Stored items:
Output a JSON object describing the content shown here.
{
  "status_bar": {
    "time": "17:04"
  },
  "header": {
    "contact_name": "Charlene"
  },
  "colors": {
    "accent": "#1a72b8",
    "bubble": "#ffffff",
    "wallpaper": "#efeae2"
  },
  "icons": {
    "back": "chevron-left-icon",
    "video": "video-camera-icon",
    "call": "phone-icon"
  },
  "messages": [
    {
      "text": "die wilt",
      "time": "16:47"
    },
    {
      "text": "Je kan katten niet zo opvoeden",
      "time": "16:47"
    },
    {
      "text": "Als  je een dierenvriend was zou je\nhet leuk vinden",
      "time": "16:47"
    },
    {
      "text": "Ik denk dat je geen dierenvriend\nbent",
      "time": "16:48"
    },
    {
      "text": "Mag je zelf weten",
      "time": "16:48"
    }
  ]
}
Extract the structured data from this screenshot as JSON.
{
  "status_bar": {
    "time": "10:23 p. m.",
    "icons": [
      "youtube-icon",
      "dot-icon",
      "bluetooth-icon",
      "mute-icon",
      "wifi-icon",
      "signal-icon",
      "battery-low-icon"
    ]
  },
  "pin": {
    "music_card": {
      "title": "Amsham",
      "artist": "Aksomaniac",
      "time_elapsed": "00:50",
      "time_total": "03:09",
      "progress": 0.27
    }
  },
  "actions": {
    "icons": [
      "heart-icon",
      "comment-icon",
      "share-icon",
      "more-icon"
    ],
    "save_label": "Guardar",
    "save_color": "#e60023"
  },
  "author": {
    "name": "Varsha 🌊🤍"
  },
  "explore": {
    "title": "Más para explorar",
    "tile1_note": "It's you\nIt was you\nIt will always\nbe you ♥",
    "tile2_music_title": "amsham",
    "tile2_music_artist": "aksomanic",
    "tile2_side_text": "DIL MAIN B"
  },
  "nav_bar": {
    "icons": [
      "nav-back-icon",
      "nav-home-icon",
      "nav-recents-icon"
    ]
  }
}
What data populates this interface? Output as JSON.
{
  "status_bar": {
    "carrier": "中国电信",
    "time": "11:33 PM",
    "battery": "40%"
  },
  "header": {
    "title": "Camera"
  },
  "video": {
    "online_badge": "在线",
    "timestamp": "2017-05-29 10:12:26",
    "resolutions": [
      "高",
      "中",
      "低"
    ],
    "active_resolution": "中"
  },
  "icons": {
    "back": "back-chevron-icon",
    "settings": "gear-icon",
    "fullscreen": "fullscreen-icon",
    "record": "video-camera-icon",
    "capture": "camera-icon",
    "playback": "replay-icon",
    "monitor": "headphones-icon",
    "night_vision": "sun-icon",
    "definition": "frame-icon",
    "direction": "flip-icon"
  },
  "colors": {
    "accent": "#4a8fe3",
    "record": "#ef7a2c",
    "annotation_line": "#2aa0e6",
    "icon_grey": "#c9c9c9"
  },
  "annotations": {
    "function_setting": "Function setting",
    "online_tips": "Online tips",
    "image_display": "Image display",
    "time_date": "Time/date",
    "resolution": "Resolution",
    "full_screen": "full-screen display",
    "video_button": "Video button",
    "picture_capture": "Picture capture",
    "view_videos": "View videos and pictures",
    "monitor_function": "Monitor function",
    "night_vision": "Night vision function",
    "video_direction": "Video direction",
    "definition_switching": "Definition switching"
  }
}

REQUIREMENTS:
Write out the lines above from the one containing "What data populates" through the last, exactly as they are.

RESULT OF THE EXERCISE:
What data populates this interface? Output as JSON.
{
  "status_bar": {
    "carrier": "中国电信",
    "time": "11:33 PM",
    "battery": "40%"
  },
  "header": {
    "title": "Camera"
  },
  "video": {
    "online_badge": "在线",
    "timestamp": "2017-05-29 10:12:26",
    "resolutions": [
      "高",
      "中",
      "低"
    ],
    "active_resolution": "中"
  },
  "icons": {
    "back": "back-chevron-icon",
    "settings": "gear-icon",
    "fullscreen": "fullscreen-icon",
    "record": "video-camera-icon",
    "capture": "camera-icon",
    "playback": "replay-icon",
    "monitor": "headphones-icon",
    "night_vision": "sun-icon",
    "definition": "frame-icon",
    "direction": "flip-icon"
  },
  "colors": {
    "accent": "#4a8fe3",
    "record": "#ef7a2c",
    "annotation_line": "#2aa0e6",
    "icon_grey": "#c9c9c9"
  },
  "annotations": {
    "function_setting": "Function setting",
    "online_tips": "Online tips",
    "image_display": "Image display",
    "time_date": "Time/date",
    "resolution": "Resolution",
    "full_screen": "full-screen display",
    "video_button": "Video button",
    "picture_capture": "Picture capture",
    "view_videos": "View videos and pictures",
    "monitor_function": "Monitor function",
    "night_vision": "Night vision function",
    "video_direction": "Video direction",
    "definition_switching": "Definition switching"
  }
}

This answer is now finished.